Task goal: Filter the records for lines holding the string "this".
______________________________
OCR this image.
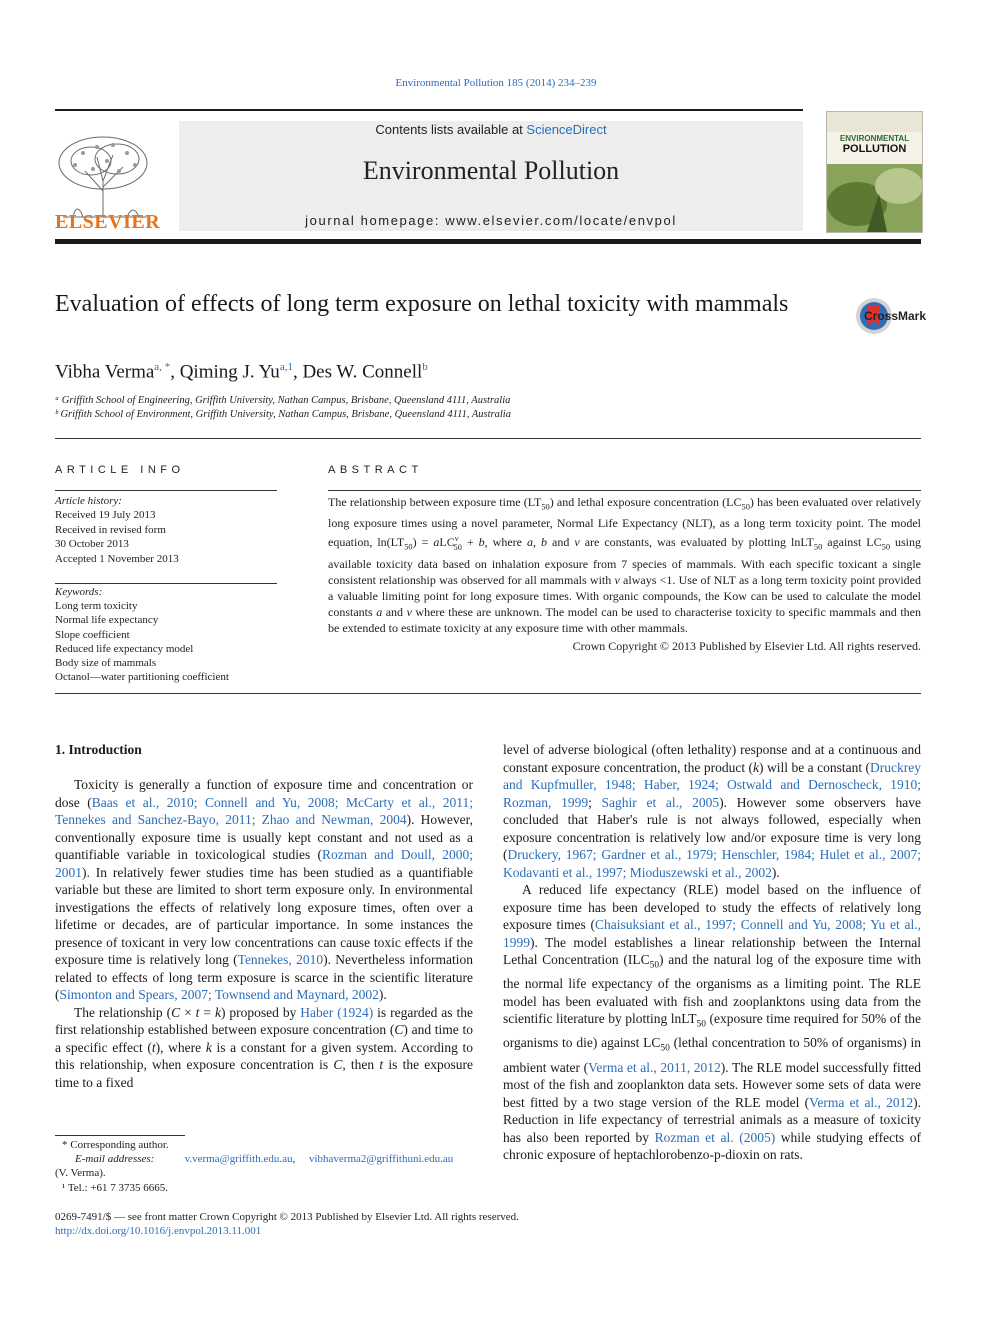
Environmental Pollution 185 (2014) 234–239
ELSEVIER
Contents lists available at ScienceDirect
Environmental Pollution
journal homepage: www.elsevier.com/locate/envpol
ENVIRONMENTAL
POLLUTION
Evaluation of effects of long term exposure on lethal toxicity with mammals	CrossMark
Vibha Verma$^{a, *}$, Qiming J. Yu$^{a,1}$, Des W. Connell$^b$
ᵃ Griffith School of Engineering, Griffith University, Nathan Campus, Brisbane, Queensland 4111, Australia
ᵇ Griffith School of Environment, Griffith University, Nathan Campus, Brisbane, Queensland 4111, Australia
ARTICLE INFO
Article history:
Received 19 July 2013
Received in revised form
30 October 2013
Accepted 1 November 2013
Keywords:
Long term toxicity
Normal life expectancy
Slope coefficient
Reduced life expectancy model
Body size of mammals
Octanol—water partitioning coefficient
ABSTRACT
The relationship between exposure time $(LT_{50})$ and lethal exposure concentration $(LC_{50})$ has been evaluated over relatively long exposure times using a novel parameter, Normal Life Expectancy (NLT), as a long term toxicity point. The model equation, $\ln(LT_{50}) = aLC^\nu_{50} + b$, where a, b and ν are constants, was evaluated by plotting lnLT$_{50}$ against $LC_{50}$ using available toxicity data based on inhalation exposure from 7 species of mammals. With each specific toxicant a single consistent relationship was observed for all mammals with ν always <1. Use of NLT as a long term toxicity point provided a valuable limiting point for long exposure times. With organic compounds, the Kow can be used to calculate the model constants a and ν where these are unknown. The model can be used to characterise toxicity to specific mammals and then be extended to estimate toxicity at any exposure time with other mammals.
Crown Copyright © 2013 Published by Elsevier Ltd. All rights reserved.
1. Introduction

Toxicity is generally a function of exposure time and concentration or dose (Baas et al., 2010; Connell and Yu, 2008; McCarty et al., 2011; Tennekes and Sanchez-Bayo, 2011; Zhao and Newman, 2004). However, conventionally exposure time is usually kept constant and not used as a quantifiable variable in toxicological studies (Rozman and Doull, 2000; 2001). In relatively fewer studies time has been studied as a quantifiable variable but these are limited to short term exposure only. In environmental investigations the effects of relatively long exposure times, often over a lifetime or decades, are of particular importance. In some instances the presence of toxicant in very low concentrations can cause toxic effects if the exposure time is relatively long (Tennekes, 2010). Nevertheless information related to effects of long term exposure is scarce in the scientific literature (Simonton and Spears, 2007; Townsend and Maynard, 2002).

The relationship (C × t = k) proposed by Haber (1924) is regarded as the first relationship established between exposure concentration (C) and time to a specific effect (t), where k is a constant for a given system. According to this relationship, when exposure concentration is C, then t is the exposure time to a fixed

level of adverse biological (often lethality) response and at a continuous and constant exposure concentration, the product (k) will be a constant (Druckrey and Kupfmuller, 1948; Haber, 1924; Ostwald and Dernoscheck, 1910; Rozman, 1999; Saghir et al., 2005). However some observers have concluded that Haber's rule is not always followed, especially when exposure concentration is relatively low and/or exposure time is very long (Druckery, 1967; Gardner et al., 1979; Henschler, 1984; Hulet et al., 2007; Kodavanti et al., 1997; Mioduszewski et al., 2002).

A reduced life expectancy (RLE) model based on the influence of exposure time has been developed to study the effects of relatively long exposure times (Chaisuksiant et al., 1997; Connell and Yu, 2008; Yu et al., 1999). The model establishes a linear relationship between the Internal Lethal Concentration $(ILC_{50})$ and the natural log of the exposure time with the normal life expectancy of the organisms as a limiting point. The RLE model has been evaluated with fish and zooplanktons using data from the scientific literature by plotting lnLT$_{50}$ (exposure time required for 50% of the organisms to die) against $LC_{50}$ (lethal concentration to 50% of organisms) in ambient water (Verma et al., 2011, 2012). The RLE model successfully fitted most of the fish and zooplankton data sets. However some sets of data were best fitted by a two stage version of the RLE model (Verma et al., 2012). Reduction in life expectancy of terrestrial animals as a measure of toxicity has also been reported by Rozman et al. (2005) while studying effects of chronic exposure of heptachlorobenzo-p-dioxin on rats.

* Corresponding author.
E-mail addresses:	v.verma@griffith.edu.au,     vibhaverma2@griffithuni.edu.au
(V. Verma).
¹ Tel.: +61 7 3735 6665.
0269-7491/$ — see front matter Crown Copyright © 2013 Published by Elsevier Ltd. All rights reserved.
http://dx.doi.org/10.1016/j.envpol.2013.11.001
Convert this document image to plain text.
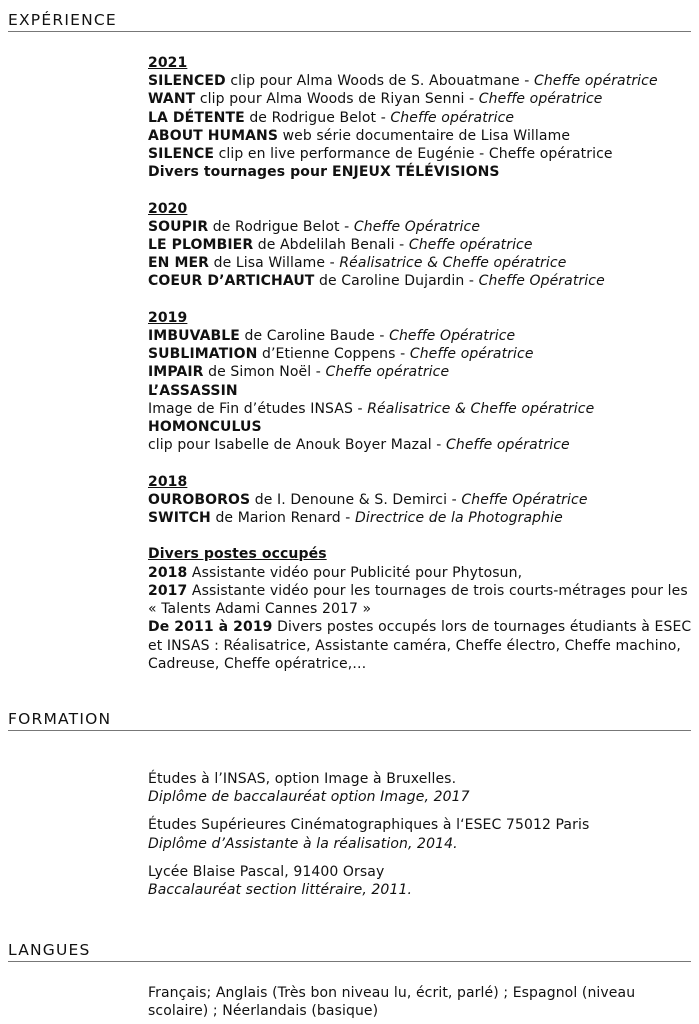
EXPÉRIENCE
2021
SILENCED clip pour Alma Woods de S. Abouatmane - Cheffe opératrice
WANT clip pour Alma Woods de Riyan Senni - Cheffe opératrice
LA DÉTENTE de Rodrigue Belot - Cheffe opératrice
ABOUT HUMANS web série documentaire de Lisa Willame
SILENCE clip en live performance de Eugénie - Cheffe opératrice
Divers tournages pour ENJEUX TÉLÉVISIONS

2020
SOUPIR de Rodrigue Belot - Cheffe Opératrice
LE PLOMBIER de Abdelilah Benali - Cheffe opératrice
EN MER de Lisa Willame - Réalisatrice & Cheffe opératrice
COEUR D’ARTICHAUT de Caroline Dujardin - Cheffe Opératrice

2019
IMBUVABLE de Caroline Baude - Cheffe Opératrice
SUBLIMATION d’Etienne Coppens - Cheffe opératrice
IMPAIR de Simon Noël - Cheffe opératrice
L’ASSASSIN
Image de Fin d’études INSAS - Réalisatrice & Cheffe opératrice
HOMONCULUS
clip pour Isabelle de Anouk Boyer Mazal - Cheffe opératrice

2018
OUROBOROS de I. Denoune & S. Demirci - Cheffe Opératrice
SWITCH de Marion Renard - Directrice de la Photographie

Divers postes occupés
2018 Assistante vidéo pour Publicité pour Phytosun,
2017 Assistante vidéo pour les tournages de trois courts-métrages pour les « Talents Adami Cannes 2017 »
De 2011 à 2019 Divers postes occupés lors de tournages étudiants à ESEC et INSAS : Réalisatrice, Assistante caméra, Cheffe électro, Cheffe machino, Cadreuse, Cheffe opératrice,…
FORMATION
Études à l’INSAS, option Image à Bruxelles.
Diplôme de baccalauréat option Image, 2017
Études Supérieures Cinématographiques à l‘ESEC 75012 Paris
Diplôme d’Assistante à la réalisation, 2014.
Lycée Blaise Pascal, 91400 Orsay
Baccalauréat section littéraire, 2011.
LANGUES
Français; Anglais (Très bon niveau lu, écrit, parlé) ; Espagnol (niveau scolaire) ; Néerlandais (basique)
______________________________
Final result:
OCR this image.
The relationship (C × t = k) proposed by Haber (1924) is regarded as the first relationship established between exposure concentration (C) and time to a specific effect (t), where k is a constant for a given system. According to this relationship, when exposure concentration is C, then t is the exposure time to a fixed
Convert this document image to plain text.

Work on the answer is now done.